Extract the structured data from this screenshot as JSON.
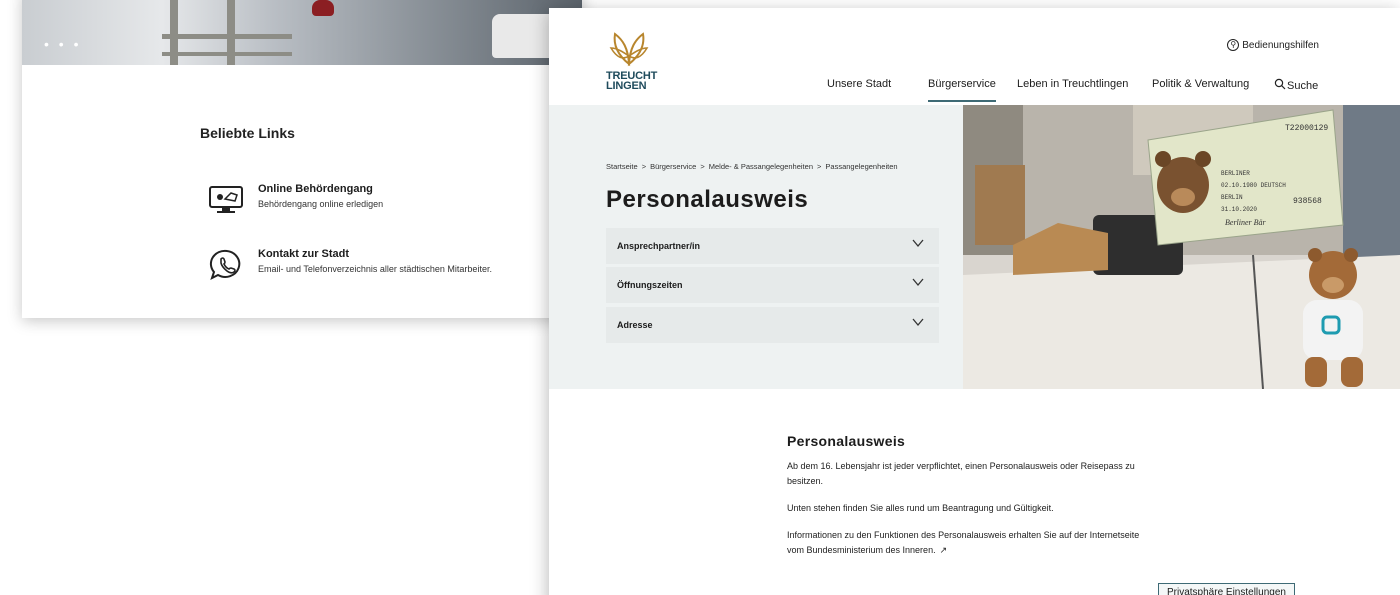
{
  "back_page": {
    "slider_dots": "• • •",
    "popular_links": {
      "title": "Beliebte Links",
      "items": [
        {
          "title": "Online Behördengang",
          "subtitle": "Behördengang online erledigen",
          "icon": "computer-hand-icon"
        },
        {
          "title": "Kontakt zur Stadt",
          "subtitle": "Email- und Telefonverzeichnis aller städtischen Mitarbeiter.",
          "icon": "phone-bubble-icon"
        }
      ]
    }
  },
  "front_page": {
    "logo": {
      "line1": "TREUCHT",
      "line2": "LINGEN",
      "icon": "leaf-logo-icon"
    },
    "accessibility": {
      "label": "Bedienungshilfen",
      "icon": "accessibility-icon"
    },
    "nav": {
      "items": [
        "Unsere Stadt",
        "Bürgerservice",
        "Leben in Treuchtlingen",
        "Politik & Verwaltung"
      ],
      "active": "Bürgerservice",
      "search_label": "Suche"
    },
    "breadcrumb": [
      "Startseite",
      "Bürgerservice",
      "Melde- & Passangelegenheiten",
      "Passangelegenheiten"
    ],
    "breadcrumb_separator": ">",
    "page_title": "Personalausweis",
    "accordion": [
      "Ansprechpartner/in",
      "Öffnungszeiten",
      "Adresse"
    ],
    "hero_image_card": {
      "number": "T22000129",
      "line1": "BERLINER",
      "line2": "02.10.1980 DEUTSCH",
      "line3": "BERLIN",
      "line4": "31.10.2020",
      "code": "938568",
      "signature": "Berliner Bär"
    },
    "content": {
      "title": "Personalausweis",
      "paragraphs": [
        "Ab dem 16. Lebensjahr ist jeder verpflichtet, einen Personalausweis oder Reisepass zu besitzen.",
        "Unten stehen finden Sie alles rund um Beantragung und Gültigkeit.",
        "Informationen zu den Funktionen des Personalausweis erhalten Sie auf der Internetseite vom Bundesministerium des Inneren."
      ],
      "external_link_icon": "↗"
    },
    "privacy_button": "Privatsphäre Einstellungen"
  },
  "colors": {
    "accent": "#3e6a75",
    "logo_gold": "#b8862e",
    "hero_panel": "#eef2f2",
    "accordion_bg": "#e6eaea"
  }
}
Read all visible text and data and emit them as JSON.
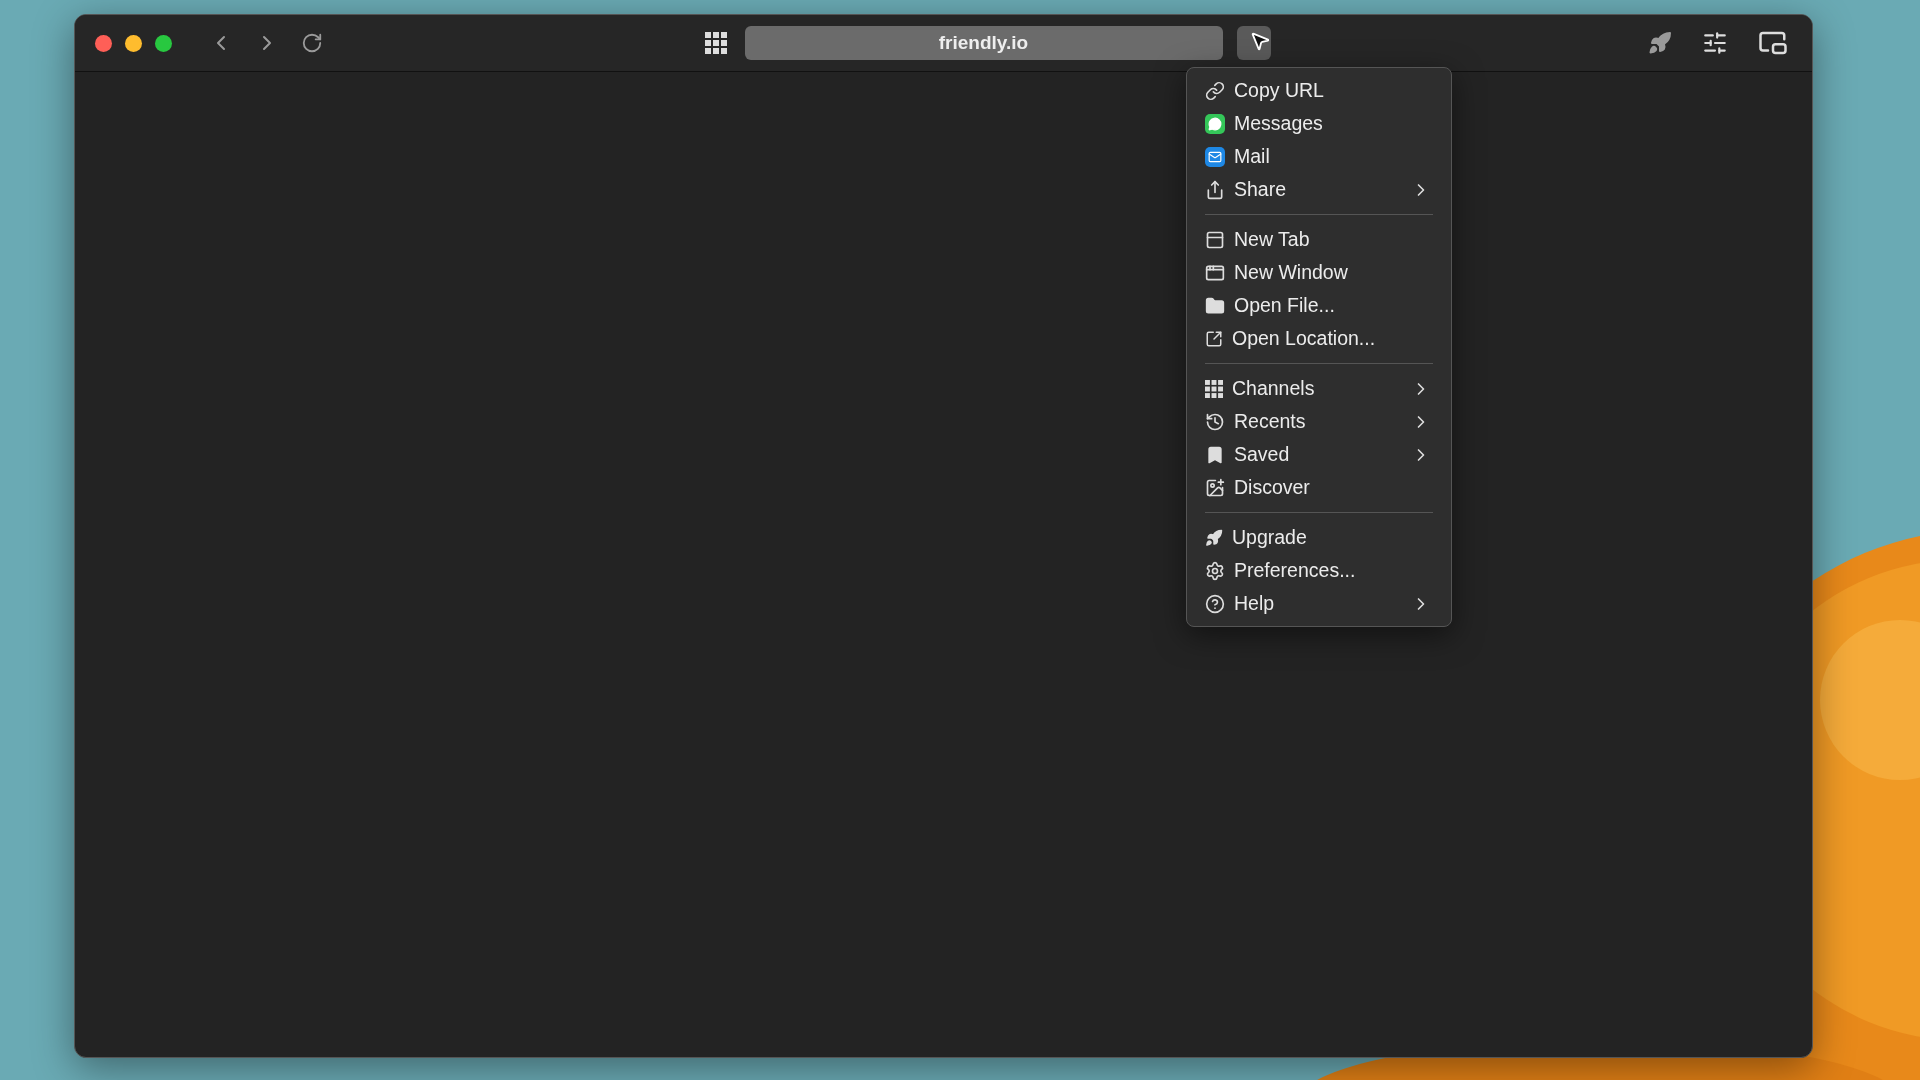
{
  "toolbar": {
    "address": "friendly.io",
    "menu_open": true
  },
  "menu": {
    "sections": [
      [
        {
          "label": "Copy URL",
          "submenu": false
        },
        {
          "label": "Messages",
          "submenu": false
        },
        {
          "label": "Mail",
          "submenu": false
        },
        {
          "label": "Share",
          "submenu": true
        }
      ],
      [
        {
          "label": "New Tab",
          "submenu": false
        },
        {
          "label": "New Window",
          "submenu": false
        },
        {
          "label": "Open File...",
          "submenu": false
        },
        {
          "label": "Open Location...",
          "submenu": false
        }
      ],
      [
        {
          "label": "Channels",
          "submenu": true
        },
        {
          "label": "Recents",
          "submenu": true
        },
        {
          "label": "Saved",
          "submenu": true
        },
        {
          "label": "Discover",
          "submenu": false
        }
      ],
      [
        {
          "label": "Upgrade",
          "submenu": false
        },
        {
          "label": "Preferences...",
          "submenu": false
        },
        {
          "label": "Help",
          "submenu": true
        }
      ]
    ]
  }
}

## REQUIRED TASK
Among the entries above, identify all lines with "Stadt" and copy them.

## WRITTEN RESPONSE
          "title": "Kontakt zur Stadt",
        "Unsere Stadt",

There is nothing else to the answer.